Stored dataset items
+-------+
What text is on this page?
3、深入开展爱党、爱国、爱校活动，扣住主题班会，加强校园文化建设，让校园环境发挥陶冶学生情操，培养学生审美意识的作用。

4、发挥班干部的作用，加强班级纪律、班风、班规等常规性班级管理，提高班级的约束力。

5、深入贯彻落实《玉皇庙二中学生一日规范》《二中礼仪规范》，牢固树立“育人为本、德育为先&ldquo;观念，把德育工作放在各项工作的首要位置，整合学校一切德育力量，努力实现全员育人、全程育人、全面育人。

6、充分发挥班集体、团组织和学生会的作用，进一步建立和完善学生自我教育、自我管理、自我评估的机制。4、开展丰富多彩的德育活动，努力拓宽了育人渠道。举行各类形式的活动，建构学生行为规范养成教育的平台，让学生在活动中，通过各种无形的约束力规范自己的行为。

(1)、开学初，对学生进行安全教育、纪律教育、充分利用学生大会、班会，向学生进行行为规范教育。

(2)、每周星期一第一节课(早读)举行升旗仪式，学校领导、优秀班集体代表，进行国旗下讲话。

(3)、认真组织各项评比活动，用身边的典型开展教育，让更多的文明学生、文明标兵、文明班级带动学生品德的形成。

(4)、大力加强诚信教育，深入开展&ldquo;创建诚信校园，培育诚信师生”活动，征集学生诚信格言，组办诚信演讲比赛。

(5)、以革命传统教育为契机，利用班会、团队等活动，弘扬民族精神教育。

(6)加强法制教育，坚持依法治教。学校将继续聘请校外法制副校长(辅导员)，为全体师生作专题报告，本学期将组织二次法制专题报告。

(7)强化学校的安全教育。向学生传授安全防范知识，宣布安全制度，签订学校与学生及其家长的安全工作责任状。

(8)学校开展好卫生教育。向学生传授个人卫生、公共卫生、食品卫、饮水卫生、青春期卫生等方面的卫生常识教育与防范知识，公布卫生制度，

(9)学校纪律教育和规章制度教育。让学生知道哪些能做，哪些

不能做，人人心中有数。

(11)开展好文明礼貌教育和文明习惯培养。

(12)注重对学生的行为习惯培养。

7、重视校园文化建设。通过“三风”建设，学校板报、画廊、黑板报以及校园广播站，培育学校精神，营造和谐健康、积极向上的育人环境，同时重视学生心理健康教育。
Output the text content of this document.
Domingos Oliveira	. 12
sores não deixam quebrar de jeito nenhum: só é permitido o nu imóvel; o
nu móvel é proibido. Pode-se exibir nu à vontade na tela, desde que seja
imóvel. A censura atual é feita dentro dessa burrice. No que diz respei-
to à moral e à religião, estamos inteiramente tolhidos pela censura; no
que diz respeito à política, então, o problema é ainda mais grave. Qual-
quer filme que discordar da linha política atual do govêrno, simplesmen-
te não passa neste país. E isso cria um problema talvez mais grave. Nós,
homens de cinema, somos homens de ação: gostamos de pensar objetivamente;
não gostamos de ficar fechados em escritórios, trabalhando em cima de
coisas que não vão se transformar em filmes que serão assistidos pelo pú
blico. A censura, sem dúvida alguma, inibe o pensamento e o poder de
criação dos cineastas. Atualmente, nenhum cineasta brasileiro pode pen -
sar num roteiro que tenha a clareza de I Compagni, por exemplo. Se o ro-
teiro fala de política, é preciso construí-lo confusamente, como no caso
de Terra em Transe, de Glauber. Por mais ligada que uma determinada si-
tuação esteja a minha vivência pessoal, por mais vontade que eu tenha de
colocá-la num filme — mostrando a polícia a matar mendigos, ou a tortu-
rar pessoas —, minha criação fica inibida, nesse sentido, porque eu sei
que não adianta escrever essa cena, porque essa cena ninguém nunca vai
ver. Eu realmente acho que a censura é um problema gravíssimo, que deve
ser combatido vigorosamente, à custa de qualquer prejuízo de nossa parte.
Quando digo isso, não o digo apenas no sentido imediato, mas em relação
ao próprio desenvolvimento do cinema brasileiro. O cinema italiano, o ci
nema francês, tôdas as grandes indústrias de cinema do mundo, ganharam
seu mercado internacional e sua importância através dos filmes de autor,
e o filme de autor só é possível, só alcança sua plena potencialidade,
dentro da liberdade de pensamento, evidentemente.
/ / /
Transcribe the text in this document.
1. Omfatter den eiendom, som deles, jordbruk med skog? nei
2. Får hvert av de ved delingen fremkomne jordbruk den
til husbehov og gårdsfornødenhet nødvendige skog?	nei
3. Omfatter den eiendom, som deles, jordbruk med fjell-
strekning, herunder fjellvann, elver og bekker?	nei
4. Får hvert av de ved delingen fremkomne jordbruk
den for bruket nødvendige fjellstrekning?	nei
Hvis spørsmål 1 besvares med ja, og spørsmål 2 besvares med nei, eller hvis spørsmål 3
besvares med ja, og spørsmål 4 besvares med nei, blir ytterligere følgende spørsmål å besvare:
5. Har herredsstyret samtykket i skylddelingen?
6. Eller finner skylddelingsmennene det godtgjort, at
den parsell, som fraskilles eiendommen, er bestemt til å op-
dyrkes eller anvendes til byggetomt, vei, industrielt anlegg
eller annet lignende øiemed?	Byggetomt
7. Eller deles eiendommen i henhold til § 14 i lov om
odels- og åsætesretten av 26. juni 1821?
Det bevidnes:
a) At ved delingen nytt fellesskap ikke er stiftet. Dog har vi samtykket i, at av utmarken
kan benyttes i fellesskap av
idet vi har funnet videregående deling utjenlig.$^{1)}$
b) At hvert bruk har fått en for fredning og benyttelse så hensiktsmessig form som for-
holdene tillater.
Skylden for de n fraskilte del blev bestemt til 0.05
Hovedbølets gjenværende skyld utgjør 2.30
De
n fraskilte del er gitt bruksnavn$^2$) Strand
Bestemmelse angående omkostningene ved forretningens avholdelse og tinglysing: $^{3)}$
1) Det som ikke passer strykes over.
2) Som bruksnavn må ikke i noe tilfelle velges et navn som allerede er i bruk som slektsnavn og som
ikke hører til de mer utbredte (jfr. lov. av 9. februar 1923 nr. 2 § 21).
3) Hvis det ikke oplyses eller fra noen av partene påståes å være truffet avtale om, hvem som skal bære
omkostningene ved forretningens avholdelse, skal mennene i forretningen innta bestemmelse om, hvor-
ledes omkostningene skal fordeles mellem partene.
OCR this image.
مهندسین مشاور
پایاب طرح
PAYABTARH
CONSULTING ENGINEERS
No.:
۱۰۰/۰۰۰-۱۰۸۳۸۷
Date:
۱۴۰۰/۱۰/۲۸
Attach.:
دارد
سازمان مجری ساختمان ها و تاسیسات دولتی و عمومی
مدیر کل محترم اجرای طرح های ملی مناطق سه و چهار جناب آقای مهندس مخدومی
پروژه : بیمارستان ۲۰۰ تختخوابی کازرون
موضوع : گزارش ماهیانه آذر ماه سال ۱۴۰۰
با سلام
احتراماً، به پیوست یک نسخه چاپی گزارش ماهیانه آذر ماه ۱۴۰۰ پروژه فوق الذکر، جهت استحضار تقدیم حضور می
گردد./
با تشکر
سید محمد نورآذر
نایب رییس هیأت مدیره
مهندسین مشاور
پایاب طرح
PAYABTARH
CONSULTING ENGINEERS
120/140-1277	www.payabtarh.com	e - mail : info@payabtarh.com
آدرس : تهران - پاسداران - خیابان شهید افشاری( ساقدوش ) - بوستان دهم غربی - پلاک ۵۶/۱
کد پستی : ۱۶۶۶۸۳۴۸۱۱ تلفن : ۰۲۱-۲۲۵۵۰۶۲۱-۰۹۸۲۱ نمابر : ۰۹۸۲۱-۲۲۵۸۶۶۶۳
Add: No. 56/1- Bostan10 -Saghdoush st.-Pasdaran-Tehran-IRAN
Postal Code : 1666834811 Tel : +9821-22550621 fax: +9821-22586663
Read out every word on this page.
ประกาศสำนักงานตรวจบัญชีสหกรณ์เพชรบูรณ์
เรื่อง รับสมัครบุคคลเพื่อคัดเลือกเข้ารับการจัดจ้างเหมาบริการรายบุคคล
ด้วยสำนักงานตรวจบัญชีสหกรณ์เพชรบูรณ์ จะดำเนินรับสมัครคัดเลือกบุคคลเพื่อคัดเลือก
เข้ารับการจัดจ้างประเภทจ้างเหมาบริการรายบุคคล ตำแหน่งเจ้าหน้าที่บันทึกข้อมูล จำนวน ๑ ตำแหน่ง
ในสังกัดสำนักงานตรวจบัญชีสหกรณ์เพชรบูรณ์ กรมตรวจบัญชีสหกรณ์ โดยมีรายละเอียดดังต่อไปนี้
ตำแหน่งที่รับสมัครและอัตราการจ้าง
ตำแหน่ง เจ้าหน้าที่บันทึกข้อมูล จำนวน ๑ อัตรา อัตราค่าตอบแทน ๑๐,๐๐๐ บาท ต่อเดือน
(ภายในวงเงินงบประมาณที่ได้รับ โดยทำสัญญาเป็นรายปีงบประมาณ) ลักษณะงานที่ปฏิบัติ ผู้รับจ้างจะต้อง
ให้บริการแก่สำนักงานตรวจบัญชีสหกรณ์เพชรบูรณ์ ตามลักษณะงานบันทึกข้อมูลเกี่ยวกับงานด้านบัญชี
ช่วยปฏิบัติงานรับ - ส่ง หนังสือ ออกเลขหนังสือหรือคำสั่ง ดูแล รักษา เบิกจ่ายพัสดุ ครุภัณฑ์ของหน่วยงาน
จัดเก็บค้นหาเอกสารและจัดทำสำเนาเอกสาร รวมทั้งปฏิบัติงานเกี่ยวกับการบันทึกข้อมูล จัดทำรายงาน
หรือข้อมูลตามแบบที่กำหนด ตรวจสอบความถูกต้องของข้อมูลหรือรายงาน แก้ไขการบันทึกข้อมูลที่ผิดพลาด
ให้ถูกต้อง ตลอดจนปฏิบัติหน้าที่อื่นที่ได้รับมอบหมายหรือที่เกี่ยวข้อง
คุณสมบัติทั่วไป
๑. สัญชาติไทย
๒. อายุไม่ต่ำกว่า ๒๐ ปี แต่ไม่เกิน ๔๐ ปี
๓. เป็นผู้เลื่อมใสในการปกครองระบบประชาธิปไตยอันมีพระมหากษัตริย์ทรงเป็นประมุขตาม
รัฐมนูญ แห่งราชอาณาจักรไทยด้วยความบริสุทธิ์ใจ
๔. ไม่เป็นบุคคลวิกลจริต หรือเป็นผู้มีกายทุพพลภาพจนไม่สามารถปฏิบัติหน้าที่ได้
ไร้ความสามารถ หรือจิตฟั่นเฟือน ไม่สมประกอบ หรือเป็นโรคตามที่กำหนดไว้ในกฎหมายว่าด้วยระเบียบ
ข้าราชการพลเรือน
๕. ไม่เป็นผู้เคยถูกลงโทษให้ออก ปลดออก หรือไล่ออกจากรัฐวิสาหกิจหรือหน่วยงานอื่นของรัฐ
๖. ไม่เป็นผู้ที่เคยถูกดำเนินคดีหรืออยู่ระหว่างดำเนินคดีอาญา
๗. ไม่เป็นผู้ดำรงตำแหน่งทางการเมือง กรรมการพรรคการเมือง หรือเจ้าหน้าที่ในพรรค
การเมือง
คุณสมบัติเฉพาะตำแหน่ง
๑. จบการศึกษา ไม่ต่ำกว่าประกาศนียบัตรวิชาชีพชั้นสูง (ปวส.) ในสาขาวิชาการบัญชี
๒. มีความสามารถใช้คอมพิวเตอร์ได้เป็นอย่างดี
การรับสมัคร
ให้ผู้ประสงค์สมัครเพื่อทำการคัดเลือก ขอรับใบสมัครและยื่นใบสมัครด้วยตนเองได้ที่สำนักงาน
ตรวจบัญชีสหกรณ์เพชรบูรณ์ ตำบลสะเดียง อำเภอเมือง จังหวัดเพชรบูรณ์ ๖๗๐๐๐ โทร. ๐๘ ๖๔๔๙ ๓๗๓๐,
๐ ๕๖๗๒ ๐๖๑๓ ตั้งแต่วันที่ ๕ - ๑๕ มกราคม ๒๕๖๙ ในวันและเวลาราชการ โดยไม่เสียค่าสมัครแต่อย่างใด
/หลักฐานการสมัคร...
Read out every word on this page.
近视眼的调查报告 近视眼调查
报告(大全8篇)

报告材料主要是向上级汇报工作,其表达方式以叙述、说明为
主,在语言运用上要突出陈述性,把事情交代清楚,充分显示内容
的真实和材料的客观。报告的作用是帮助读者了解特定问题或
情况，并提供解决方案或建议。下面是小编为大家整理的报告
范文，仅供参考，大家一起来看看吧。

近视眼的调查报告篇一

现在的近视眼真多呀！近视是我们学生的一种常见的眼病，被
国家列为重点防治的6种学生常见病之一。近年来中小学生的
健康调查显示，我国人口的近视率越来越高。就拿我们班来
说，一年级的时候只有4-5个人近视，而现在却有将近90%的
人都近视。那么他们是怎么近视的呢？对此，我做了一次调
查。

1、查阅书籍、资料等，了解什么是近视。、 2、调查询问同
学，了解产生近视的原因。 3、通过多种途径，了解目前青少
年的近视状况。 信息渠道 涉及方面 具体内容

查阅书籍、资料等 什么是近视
+-------+
**PROBLEM DESCRIPTION**
Pull out every line in the data above that has the word "spørsmål".

**RESPONSE FOR THIS EXERCISE**
Hvis spørsmål 1 besvares med ja, og spørsmål 2 besvares med nei, eller hvis spørsmål 3
besvares med ja, og spørsmål 4 besvares med nei, blir ytterligere følgende spørsmål å besvare:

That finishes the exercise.